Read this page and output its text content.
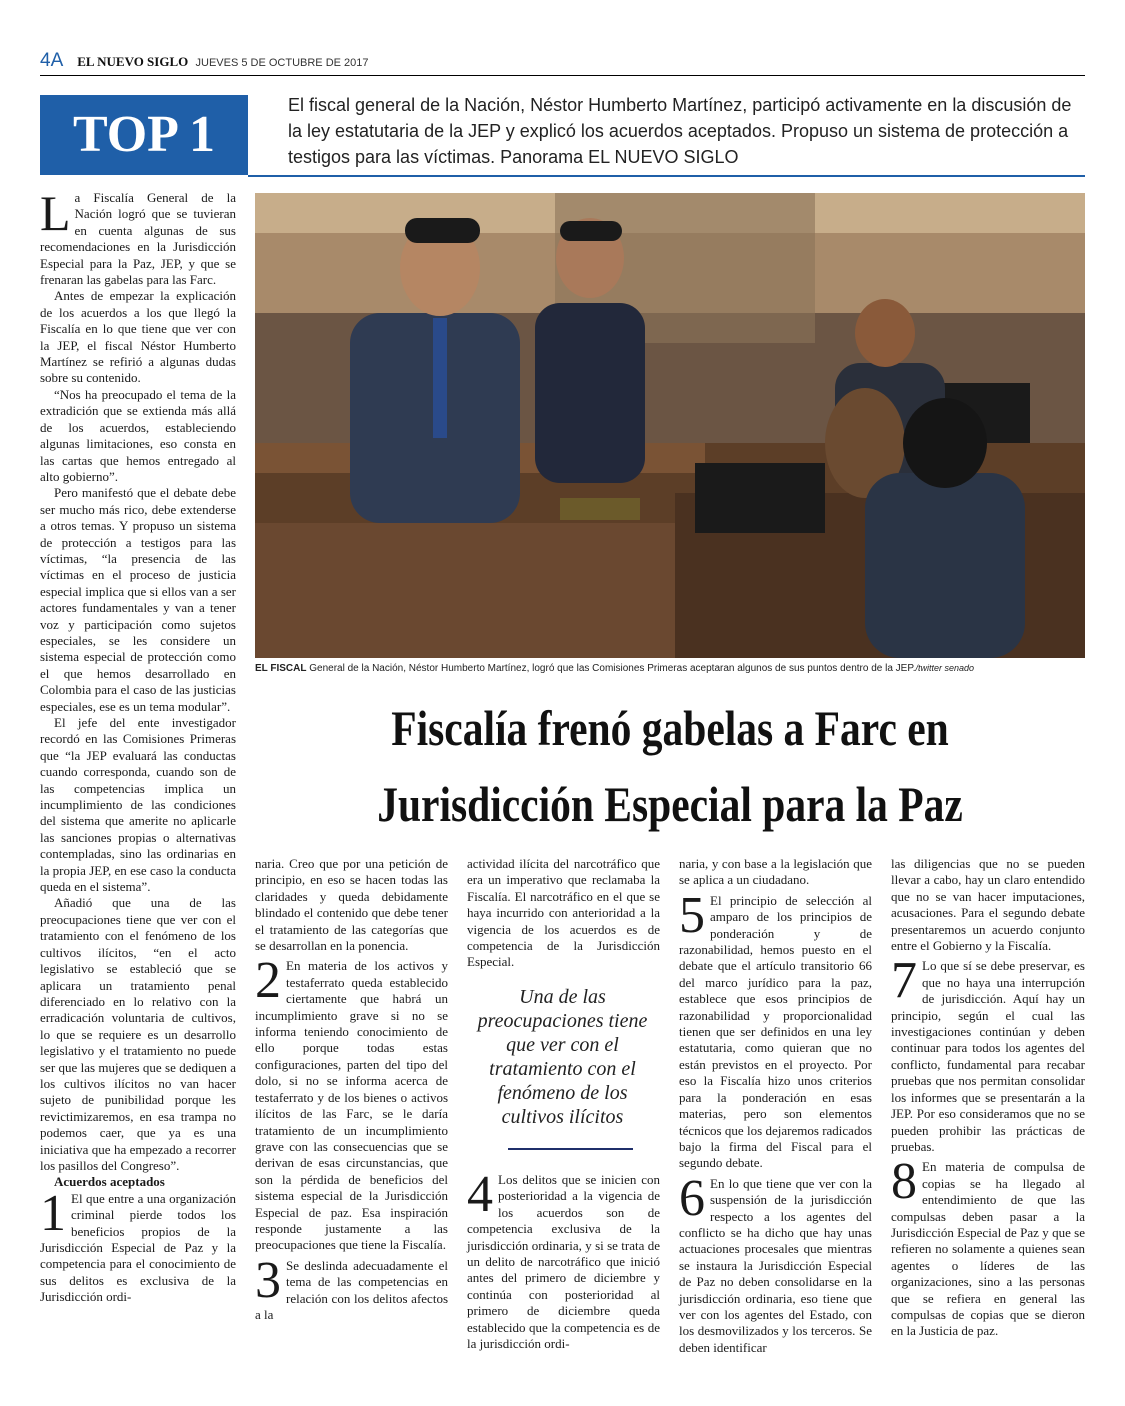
4A EL NUEVO SIGLO JUEVES 5 DE OCTUBRE DE 2017
TOP 1
El fiscal general de la Nación, Néstor Humberto Martínez, participó activamente en la discusión de la ley estatutaria de la JEP y explicó los acuerdos aceptados. Propuso un sistema de protección a testigos para las víctimas. Panorama EL NUEVO SIGLO
EL FISCAL General de la Nación, Néstor Humberto Martínez, logró que las Comisiones Primeras aceptaran algunos de sus puntos dentro de la JEP./twitter senado
Fiscalía frenó gabelas a Farc en
Jurisdicción Especial para la Paz

La Fiscalía General de la Nación logró que se tuvieran en cuenta algunas de sus recomendaciones en la Jurisdicción Especial para la Paz, JEP, y que se frenaran las gabelas para las Farc.

Antes de empezar la explicación de los acuerdos a los que llegó la Fiscalía en lo que tiene que ver con la JEP, el fiscal Néstor Humberto Martínez se refirió a algunas dudas sobre su contenido.

“Nos ha preocupado el tema de la extradición que se extienda más allá de los acuerdos, estableciendo algunas limitaciones, eso consta en las cartas que hemos entregado al alto gobierno”.

Pero manifestó que el debate debe ser mucho más rico, debe extenderse a otros temas. Y propuso un sistema de protección a testigos para las víctimas, “la presencia de las víctimas en el proceso de justicia especial implica que si ellos van a ser actores fundamentales y van a tener voz y participación como sujetos especiales, se les considere un sistema especial de protección como el que hemos desarrollado en Colombia para el caso de las justicias especiales, ese es un tema modular”.

El jefe del ente investigador recordó en las Comisiones Primeras que “la JEP evaluará las conductas cuando corresponda, cuando son de las competencias implica un incumplimiento de las condiciones del sistema que amerite no aplicarle las sanciones propias o alternativas contempladas, sino las ordinarias en la propia JEP, en ese caso la conducta queda en el sistema”.

Añadió que una de las preocupaciones tiene que ver con el tratamiento con el fenómeno de los cultivos ilícitos, “en el acto legislativo se estableció que se aplicara un tratamiento penal diferenciado en lo relativo con la erradicación voluntaria de cultivos, lo que se requiere es un desarrollo legislativo y el tratamiento no puede ser que las mujeres que se dediquen a los cultivos ilícitos no van hacer sujeto de punibilidad porque les revictimizaremos, en esa trampa no podemos caer, que ya es una iniciativa que ha empezado a recorrer los pasillos del Congreso”.

Acuerdos aceptados

1 El que entre a una organización criminal pierde todos los beneficios propios de la Jurisdicción Especial de Paz y la competencia para el conocimiento de sus delitos es exclusiva de la Jurisdicción ordi-

naria. Creo que por una petición de principio, en eso se hacen todas las claridades y queda debidamente blindado el contenido que debe tener el tratamiento de las categorías que se desarrollan en la ponencia.

2 En materia de los activos y testaferrato queda establecido ciertamente que habrá un incumplimiento grave si no se informa teniendo conocimiento de ello porque todas estas configuraciones, parten del tipo del dolo, si no se informa acerca de testaferrato y de los bienes o activos ilícitos de las Farc, se le daría tratamiento de un incumplimiento grave con las consecuencias que se derivan de esas circunstancias, que son la pérdida de beneficios del sistema especial de la Jurisdicción Especial de paz. Esa inspiración responde justamente a las preocupaciones que tiene la Fiscalía.

3 Se deslinda adecuadamente el tema de las competencias en relación con los delitos afectos a la

actividad ilícita del narcotráfico que era un imperativo que reclamaba la Fiscalía. El narcotráfico en el que se haya incurrido con anterioridad a la vigencia de los acuerdos es de competencia de la Jurisdicción Especial.

Una de las preocupaciones tiene que ver con el tratamiento con el fenómeno de los cultivos ilícitos

4 Los delitos que se inicien con posterioridad a la vigencia de los acuerdos son de competencia exclusiva de la jurisdicción ordinaria, y si se trata de un delito de narcotráfico que inició antes del primero de diciembre y continúa con posterioridad al primero de diciembre queda establecido que la competencia es de la jurisdicción ordi-

naria, y con base a la legislación que se aplica a un ciudadano.

5 El principio de selección al amparo de los principios de ponderación y de razonabilidad, hemos puesto en el debate que el artículo transitorio 66 del marco jurídico para la paz, establece que esos principios de razonabilidad y proporcionalidad tienen que ser definidos en una ley estatutaria, como quieran que no están previstos en el proyecto. Por eso la Fiscalía hizo unos criterios para la ponderación en esas materias, pero son elementos técnicos que los dejaremos radicados bajo la firma del Fiscal para el segundo debate.

6 En lo que tiene que ver con la suspensión de la jurisdicción respecto a los agentes del conflicto se ha dicho que hay unas actuaciones procesales que mientras se instaura la Jurisdicción Especial de Paz no deben consolidarse en la jurisdicción ordinaria, eso tiene que ver con los agentes del Estado, con los desmovilizados y los terceros. Se deben identificar

las diligencias que no se pueden llevar a cabo, hay un claro entendido que no se van hacer imputaciones, acusaciones. Para el segundo debate presentaremos un acuerdo conjunto entre el Gobierno y la Fiscalía.

7 Lo que sí se debe preservar, es que no haya una interrupción de jurisdicción. Aquí hay un principio, según el cual las investigaciones continúan y deben continuar para todos los agentes del conflicto, fundamental para recabar pruebas que nos permitan consolidar los informes que se presentarán a la JEP. Por eso consideramos que no se pueden prohibir las prácticas de pruebas.

8 En materia de compulsa de copias se ha llegado al entendimiento de que las compulsas deben pasar a la Jurisdicción Especial de Paz y que se refieren no solamente a quienes sean agentes o líderes de las organizaciones, sino a las personas que se refiera en general las compulsas de copias que se dieron en la Justicia de paz.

▸ Task objective:
From the records, copy every line that has the string "testigos" in it.

▸ Response for this exercise:
El fiscal general de la Nación, Néstor Humberto Martínez, participó activamente en la discusión de la ley estatutaria de la JEP y explicó los acuerdos aceptados. Propuso un sistema de protección a testigos para las víctimas. Panorama EL NUEVO SIGLO
Pero manifestó que el debate debe ser mucho más rico, debe extenderse a otros temas. Y propuso un sistema de protección a testigos para las víctimas, “la presencia de las víctimas en el proceso de justicia especial implica que si ellos van a ser actores fundamentales y van a tener voz y participación como sujetos especiales, se les considere un sistema especial de protección como el que hemos desarrollado en Colombia para el caso de las justicias especiales, ese es un tema modular”.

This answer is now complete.